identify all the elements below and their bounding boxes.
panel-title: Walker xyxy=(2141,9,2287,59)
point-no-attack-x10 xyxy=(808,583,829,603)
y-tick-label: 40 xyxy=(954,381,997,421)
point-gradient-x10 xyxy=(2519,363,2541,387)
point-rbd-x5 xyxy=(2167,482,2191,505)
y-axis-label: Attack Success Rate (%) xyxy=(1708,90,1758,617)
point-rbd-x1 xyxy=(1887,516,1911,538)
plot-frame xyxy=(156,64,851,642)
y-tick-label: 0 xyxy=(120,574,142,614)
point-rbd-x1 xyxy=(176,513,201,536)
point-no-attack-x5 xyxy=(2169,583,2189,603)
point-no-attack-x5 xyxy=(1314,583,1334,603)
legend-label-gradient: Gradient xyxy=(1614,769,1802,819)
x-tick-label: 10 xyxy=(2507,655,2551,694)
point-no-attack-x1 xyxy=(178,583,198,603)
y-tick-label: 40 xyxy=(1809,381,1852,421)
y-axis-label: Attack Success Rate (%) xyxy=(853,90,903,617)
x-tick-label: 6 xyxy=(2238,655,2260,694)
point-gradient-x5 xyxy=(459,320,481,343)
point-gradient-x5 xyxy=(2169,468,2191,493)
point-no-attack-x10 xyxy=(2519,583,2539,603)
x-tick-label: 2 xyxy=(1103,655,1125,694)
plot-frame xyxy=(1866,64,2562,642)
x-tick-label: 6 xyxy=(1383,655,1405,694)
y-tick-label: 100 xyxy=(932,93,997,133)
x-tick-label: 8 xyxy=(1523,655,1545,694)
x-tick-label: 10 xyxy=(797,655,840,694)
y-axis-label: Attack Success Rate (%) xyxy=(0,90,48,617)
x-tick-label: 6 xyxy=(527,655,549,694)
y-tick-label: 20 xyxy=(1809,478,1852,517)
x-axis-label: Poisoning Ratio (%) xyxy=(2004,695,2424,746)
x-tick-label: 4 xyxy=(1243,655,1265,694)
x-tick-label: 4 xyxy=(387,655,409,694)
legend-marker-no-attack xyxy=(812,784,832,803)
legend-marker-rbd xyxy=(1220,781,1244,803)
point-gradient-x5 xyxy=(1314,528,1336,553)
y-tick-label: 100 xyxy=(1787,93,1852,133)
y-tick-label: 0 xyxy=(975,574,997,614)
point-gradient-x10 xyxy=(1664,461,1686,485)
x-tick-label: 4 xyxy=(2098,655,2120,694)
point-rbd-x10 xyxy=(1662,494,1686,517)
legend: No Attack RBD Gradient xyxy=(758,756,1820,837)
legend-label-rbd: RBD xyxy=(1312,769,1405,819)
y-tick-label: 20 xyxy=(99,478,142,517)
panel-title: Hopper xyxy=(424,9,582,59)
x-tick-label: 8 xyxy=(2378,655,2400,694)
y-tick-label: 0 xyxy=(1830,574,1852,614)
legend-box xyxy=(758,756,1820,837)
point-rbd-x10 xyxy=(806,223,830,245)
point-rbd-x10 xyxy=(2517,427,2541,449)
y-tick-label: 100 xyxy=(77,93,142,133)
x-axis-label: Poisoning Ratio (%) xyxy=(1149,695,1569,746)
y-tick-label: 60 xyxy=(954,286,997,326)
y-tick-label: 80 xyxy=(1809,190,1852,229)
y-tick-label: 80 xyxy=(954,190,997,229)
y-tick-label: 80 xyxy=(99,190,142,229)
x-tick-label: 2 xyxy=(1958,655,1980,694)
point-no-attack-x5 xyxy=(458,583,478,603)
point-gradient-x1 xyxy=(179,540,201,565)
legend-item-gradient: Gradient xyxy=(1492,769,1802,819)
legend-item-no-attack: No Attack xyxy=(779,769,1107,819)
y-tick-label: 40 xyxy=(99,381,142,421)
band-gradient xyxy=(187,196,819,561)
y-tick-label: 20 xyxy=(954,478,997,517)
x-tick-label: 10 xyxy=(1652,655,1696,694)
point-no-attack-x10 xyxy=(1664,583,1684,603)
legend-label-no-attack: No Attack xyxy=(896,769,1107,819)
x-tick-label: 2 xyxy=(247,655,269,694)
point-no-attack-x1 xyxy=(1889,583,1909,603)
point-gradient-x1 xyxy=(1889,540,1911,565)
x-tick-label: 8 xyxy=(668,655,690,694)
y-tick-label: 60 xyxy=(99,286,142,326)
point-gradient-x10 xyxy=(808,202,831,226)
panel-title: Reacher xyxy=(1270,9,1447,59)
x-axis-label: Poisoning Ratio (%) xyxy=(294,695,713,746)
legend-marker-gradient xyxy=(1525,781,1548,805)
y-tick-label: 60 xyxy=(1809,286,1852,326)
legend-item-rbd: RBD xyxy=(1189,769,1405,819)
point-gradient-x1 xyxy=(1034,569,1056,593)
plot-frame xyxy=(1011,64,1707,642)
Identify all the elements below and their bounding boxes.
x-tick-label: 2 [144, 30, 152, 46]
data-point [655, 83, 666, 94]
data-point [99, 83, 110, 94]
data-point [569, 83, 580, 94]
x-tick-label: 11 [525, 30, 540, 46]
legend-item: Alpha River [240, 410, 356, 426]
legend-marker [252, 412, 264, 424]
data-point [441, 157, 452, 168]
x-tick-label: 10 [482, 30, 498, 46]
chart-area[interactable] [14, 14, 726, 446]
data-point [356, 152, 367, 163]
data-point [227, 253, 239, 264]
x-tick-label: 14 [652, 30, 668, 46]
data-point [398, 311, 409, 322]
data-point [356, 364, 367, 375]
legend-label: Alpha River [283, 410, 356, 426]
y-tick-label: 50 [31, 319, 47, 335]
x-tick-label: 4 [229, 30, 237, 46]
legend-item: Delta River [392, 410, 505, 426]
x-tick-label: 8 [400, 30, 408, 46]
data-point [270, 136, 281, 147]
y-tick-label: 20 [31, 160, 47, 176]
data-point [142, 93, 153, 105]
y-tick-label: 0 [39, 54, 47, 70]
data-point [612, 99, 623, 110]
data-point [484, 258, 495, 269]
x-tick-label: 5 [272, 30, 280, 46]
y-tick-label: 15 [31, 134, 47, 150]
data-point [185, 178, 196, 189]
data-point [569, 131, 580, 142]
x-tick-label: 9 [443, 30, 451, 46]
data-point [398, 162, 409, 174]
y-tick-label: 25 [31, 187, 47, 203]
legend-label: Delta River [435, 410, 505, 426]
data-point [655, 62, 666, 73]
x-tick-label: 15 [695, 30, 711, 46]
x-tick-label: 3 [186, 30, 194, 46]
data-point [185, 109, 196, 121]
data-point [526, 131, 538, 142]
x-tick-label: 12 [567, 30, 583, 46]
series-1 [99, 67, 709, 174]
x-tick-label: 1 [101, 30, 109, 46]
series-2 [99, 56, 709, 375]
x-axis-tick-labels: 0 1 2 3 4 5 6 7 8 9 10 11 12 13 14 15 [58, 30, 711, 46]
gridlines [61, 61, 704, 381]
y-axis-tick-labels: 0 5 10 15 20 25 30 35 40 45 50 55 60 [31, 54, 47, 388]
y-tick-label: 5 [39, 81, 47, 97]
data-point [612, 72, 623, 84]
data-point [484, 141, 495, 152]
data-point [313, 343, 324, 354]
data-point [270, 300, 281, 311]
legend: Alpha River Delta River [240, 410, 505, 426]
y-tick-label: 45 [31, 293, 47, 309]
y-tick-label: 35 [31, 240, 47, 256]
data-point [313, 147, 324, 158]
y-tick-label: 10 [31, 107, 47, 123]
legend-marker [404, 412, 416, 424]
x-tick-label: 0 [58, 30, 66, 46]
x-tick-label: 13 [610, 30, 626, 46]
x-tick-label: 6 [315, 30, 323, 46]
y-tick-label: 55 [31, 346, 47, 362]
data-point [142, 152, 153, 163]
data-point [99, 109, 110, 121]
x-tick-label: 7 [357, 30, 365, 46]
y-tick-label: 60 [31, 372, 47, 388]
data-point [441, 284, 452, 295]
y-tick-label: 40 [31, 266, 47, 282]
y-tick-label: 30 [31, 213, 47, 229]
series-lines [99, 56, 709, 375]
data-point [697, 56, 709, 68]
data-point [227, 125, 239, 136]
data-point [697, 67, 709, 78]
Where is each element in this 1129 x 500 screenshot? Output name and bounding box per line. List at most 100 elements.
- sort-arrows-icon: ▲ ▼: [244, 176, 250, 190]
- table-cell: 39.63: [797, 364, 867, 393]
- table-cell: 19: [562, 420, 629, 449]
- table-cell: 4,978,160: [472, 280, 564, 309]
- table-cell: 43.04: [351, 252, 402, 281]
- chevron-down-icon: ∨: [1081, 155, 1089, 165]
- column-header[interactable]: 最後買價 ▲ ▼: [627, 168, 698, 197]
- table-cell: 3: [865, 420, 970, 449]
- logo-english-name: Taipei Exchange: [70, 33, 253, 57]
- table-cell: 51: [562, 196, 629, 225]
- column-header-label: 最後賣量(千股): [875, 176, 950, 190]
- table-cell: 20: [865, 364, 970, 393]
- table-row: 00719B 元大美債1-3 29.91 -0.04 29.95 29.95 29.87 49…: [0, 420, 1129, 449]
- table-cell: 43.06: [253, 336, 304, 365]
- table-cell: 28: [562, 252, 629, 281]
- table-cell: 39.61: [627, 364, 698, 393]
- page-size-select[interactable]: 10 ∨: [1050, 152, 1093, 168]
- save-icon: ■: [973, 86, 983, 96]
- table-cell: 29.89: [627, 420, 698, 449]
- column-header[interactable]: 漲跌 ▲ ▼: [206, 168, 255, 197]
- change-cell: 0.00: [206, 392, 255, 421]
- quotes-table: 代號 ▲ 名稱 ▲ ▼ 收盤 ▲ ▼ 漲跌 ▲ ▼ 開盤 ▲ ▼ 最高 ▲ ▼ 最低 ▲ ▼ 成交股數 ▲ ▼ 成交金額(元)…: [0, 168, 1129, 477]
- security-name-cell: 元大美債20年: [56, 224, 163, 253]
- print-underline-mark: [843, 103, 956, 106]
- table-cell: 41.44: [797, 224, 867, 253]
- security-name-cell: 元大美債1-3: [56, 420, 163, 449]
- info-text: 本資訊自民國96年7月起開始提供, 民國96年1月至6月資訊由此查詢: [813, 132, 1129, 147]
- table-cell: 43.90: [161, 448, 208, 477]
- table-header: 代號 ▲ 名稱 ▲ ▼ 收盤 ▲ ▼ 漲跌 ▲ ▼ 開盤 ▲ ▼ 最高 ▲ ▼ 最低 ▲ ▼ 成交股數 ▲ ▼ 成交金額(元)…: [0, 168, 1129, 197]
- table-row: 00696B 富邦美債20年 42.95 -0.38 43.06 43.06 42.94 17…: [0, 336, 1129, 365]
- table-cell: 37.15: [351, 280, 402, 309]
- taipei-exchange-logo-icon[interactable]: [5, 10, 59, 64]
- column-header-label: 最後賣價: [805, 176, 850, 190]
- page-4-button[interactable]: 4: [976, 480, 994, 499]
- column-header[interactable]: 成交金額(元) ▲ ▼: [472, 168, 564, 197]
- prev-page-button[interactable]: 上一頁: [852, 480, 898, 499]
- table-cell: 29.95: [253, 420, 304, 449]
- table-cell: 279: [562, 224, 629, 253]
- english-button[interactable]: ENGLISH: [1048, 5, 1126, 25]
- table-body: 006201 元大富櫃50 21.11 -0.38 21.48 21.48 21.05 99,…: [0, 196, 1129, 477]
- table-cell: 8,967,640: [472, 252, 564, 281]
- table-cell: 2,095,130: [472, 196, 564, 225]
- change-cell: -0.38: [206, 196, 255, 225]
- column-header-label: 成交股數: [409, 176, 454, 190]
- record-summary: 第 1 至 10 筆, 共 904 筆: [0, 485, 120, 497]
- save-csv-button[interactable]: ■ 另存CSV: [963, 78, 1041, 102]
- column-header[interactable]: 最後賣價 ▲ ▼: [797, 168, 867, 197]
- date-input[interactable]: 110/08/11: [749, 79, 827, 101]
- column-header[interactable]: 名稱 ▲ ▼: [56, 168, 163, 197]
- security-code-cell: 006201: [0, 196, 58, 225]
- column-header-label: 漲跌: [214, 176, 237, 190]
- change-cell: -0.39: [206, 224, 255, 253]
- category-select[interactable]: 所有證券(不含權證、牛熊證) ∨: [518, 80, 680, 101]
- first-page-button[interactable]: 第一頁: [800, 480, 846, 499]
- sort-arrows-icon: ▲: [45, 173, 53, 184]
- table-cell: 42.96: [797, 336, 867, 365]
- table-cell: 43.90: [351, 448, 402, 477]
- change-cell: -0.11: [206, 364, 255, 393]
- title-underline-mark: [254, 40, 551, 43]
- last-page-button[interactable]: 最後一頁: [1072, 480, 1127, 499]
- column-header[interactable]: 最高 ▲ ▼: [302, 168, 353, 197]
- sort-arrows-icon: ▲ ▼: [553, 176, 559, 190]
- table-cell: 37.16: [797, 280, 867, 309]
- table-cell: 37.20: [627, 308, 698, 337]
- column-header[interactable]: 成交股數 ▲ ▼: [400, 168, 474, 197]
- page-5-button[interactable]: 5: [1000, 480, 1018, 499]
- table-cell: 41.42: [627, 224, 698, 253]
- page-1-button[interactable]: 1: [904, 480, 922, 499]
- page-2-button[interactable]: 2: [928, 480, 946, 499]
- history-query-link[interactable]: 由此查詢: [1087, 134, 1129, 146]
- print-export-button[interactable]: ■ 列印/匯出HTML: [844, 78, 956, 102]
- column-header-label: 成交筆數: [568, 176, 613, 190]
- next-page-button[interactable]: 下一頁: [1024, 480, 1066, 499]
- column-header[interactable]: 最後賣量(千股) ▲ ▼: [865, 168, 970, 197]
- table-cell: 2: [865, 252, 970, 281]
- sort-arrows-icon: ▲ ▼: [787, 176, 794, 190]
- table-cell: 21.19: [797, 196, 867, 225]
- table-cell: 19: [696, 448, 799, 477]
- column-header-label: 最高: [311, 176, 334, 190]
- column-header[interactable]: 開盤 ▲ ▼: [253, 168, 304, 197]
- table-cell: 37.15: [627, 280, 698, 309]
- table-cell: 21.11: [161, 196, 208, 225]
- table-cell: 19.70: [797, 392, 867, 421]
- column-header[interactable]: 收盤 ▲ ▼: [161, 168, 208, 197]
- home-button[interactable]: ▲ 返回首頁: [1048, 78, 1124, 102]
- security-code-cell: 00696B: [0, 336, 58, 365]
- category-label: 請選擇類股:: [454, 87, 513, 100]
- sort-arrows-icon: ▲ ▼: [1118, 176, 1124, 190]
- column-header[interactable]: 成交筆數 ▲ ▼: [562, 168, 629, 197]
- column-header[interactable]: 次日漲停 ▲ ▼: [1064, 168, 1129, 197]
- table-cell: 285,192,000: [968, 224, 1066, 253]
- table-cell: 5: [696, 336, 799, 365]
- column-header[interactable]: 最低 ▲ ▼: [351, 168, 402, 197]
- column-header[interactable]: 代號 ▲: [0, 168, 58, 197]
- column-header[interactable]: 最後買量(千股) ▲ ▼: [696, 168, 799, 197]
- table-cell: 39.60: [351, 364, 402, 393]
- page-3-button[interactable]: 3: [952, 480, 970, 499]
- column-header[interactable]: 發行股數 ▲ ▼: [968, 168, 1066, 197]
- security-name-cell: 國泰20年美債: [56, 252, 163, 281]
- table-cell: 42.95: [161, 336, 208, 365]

_____

What the exercise asks
Rewrite everything from the start of the records down through the line containing "x-tick-label: 10 xyxy=(2507,655,2551,694)", with "Attack Success Rate (%)" changed to "Attack Success Rate" and every other part left as it is.

Solution for this task
identify all the elements below and their bounding boxes.
panel-title: Walker xyxy=(2141,9,2287,59)
point-no-attack-x10 xyxy=(808,583,829,603)
y-tick-label: 40 xyxy=(954,381,997,421)
point-gradient-x10 xyxy=(2519,363,2541,387)
point-rbd-x5 xyxy=(2167,482,2191,505)
y-axis-label: Attack Success Rate xyxy=(1708,90,1758,617)
point-rbd-x1 xyxy=(1887,516,1911,538)
plot-frame xyxy=(156,64,851,642)
y-tick-label: 0 xyxy=(120,574,142,614)
point-rbd-x1 xyxy=(176,513,201,536)
point-no-attack-x5 xyxy=(2169,583,2189,603)
point-no-attack-x5 xyxy=(1314,583,1334,603)
legend-label-gradient: Gradient xyxy=(1614,769,1802,819)
x-tick-label: 10 xyxy=(2507,655,2551,694)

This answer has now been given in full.